* [DIRECTION]
Present the data once more in exactly its original form.

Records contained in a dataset
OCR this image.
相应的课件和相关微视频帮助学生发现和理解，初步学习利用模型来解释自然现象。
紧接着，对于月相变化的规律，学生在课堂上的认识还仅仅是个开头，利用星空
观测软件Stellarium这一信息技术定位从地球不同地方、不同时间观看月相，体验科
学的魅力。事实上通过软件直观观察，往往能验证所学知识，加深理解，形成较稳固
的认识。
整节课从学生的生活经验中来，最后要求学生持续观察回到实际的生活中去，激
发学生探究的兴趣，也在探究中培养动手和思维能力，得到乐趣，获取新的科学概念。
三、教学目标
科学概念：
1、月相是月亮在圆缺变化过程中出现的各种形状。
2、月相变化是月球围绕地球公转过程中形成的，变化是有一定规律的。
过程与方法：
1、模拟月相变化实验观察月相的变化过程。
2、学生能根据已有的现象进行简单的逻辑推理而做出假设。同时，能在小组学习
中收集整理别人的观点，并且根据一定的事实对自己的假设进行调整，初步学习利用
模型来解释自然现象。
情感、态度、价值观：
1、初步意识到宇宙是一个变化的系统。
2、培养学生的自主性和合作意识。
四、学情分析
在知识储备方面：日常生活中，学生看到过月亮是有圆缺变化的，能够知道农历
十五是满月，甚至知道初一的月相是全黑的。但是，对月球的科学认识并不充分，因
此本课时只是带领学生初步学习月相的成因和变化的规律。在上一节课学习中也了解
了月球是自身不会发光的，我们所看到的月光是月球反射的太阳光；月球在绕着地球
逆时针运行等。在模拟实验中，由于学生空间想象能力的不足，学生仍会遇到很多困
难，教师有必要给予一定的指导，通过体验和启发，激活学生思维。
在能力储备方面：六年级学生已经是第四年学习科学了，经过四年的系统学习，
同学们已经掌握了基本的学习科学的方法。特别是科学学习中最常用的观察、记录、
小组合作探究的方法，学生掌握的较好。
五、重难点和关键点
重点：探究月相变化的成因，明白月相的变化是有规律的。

* [COMPLETED EXERCISE]
OCR this image.
相应的课件和相关微视频帮助学生发现和理解，初步学习利用模型来解释自然现象。
紧接着，对于月相变化的规律，学生在课堂上的认识还仅仅是个开头，利用星空
观测软件Stellarium这一信息技术定位从地球不同地方、不同时间观看月相，体验科
学的魅力。事实上通过软件直观观察，往往能验证所学知识，加深理解，形成较稳固
的认识。
整节课从学生的生活经验中来，最后要求学生持续观察回到实际的生活中去，激
发学生探究的兴趣，也在探究中培养动手和思维能力，得到乐趣，获取新的科学概念。
三、教学目标
科学概念：
1、月相是月亮在圆缺变化过程中出现的各种形状。
2、月相变化是月球围绕地球公转过程中形成的，变化是有一定规律的。
过程与方法：
1、模拟月相变化实验观察月相的变化过程。
2、学生能根据已有的现象进行简单的逻辑推理而做出假设。同时，能在小组学习
中收集整理别人的观点，并且根据一定的事实对自己的假设进行调整，初步学习利用
模型来解释自然现象。
情感、态度、价值观：
1、初步意识到宇宙是一个变化的系统。
2、培养学生的自主性和合作意识。
四、学情分析
在知识储备方面：日常生活中，学生看到过月亮是有圆缺变化的，能够知道农历
十五是满月，甚至知道初一的月相是全黑的。但是，对月球的科学认识并不充分，因
此本课时只是带领学生初步学习月相的成因和变化的规律。在上一节课学习中也了解
了月球是自身不会发光的，我们所看到的月光是月球反射的太阳光；月球在绕着地球
逆时针运行等。在模拟实验中，由于学生空间想象能力的不足，学生仍会遇到很多困
难，教师有必要给予一定的指导，通过体验和启发，激活学生思维。
在能力储备方面：六年级学生已经是第四年学习科学了，经过四年的系统学习，
同学们已经掌握了基本的学习科学的方法。特别是科学学习中最常用的观察、记录、
小组合作探究的方法，学生掌握的较好。
五、重难点和关键点
重点：探究月相变化的成因，明白月相的变化是有规律的。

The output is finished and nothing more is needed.